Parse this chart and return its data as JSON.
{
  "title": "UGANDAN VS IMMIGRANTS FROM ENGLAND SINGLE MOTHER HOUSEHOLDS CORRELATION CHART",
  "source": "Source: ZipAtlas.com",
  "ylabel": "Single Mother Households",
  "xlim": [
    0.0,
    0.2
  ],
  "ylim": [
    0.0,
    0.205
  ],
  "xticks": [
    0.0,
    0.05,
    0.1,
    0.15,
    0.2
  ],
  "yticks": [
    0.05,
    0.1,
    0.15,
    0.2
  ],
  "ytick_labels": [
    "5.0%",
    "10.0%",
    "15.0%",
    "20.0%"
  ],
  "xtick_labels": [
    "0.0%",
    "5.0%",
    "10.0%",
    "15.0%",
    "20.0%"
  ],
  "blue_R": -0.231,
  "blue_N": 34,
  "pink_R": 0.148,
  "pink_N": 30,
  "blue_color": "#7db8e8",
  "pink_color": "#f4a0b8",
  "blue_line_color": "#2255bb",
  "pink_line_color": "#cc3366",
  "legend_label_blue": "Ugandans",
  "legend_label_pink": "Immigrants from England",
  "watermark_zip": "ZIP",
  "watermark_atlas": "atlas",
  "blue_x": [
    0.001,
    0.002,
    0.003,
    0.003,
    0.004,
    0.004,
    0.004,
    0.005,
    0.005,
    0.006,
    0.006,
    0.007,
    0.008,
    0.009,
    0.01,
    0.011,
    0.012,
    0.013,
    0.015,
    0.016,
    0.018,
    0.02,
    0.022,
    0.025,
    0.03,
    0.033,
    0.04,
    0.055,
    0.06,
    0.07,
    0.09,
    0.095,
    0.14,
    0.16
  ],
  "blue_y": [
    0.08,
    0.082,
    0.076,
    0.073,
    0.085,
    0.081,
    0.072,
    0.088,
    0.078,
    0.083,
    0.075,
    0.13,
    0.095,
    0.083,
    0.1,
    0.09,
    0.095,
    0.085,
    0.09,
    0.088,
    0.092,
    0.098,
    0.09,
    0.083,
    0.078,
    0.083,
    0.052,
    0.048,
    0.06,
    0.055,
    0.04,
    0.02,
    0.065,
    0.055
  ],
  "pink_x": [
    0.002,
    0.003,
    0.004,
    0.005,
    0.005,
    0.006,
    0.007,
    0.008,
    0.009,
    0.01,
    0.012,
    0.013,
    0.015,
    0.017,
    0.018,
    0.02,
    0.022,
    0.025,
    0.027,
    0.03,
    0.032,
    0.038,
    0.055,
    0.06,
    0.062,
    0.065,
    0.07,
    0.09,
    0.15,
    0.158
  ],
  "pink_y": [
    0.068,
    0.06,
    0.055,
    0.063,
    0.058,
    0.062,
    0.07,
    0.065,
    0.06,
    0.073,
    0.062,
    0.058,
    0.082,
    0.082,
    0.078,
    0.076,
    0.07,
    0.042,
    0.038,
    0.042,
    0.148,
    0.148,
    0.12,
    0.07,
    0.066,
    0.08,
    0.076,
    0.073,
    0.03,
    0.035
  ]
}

===

Stated problem:
Reproduce each entry above exactly, keeping every word.

Task result:
Parse this chart and return its data as JSON.
{
  "title": "UGANDAN VS IMMIGRANTS FROM ENGLAND SINGLE MOTHER HOUSEHOLDS CORRELATION CHART",
  "source": "Source: ZipAtlas.com",
  "ylabel": "Single Mother Households",
  "xlim": [
    0.0,
    0.2
  ],
  "ylim": [
    0.0,
    0.205
  ],
  "xticks": [
    0.0,
    0.05,
    0.1,
    0.15,
    0.2
  ],
  "yticks": [
    0.05,
    0.1,
    0.15,
    0.2
  ],
  "ytick_labels": [
    "5.0%",
    "10.0%",
    "15.0%",
    "20.0%"
  ],
  "xtick_labels": [
    "0.0%",
    "5.0%",
    "10.0%",
    "15.0%",
    "20.0%"
  ],
  "blue_R": -0.231,
  "blue_N": 34,
  "pink_R": 0.148,
  "pink_N": 30,
  "blue_color": "#7db8e8",
  "pink_color": "#f4a0b8",
  "blue_line_color": "#2255bb",
  "pink_line_color": "#cc3366",
  "legend_label_blue": "Ugandans",
  "legend_label_pink": "Immigrants from England",
  "watermark_zip": "ZIP",
  "watermark_atlas": "atlas",
  "blue_x": [
    0.001,
    0.002,
    0.003,
    0.003,
    0.004,
    0.004,
    0.004,
    0.005,
    0.005,
    0.006,
    0.006,
    0.007,
    0.008,
    0.009,
    0.01,
    0.011,
    0.012,
    0.013,
    0.015,
    0.016,
    0.018,
    0.02,
    0.022,
    0.025,
    0.03,
    0.033,
    0.04,
    0.055,
    0.06,
    0.07,
    0.09,
    0.095,
    0.14,
    0.16
  ],
  "blue_y": [
    0.08,
    0.082,
    0.076,
    0.073,
    0.085,
    0.081,
    0.072,
    0.088,
    0.078,
    0.083,
    0.075,
    0.13,
    0.095,
    0.083,
    0.1,
    0.09,
    0.095,
    0.085,
    0.09,
    0.088,
    0.092,
    0.098,
    0.09,
    0.083,
    0.078,
    0.083,
    0.052,
    0.048,
    0.06,
    0.055,
    0.04,
    0.02,
    0.065,
    0.055
  ],
  "pink_x": [
    0.002,
    0.003,
    0.004,
    0.005,
    0.005,
    0.006,
    0.007,
    0.008,
    0.009,
    0.01,
    0.012,
    0.013,
    0.015,
    0.017,
    0.018,
    0.02,
    0.022,
    0.025,
    0.027,
    0.03,
    0.032,
    0.038,
    0.055,
    0.06,
    0.062,
    0.065,
    0.07,
    0.09,
    0.15,
    0.158
  ],
  "pink_y": [
    0.068,
    0.06,
    0.055,
    0.063,
    0.058,
    0.062,
    0.07,
    0.065,
    0.06,
    0.073,
    0.062,
    0.058,
    0.082,
    0.082,
    0.078,
    0.076,
    0.07,
    0.042,
    0.038,
    0.042,
    0.148,
    0.148,
    0.12,
    0.07,
    0.066,
    0.08,
    0.076,
    0.073,
    0.03,
    0.035
  ]
}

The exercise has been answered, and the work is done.